-- start --

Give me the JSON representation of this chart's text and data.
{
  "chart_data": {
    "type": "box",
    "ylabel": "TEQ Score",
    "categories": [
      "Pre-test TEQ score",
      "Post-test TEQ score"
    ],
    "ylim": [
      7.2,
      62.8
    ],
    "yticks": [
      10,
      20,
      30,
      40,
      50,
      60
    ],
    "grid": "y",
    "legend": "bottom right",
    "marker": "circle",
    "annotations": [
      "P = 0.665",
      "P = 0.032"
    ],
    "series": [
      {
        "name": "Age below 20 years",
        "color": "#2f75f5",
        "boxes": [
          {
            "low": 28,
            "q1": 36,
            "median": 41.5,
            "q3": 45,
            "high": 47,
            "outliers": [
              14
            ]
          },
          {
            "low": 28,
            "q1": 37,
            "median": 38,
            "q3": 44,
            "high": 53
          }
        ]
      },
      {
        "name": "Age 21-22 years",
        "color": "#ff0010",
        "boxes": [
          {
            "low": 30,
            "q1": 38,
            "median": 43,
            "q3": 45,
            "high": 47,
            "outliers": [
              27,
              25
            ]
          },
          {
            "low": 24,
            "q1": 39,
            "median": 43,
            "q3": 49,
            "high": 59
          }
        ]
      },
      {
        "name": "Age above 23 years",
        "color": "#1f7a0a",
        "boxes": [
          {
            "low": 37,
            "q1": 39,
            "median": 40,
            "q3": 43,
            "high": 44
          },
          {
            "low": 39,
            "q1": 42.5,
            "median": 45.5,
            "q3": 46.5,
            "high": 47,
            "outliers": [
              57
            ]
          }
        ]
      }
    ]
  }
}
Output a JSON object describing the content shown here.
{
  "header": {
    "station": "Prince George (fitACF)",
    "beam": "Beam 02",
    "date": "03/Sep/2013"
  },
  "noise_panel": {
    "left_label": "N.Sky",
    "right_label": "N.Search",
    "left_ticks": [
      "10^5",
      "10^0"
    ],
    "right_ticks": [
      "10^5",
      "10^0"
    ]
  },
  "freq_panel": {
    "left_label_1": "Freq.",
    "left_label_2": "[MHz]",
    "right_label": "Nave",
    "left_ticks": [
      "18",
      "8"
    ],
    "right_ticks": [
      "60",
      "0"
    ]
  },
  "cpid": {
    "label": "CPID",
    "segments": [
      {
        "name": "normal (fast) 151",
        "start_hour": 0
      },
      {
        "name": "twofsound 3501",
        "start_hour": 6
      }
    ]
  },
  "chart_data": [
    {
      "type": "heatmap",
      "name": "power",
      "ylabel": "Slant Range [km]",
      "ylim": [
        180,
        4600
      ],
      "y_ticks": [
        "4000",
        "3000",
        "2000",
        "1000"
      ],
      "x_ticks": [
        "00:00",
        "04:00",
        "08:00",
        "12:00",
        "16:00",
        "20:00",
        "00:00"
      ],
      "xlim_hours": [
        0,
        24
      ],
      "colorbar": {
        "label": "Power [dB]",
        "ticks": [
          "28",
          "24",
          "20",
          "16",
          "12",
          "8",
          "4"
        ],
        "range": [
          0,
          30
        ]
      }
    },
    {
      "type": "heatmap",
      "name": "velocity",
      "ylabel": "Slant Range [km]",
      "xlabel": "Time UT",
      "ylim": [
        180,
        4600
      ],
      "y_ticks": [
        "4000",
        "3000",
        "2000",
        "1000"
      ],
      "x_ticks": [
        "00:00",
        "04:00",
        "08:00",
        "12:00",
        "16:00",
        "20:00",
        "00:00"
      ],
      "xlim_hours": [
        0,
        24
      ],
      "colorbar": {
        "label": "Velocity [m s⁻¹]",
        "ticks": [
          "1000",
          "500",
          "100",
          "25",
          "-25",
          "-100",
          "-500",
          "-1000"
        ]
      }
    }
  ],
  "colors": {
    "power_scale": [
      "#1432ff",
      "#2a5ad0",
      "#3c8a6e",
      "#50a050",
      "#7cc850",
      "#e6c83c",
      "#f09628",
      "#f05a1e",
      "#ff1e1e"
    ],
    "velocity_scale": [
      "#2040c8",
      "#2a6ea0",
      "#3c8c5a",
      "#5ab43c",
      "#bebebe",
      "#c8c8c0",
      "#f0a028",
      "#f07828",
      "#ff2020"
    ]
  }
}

-- end --

**WRITTEN PROBLEM:**
Return every line above in which the string "name" occurs.

**FULL RESPONSE:**
        "name": "Age below 20 years",
        "name": "Age 21-22 years",
        "name": "Age above 23 years",
        "name": "normal (fast) 151",
        "name": "twofsound 3501",
      "name": "power",
      "name": "velocity",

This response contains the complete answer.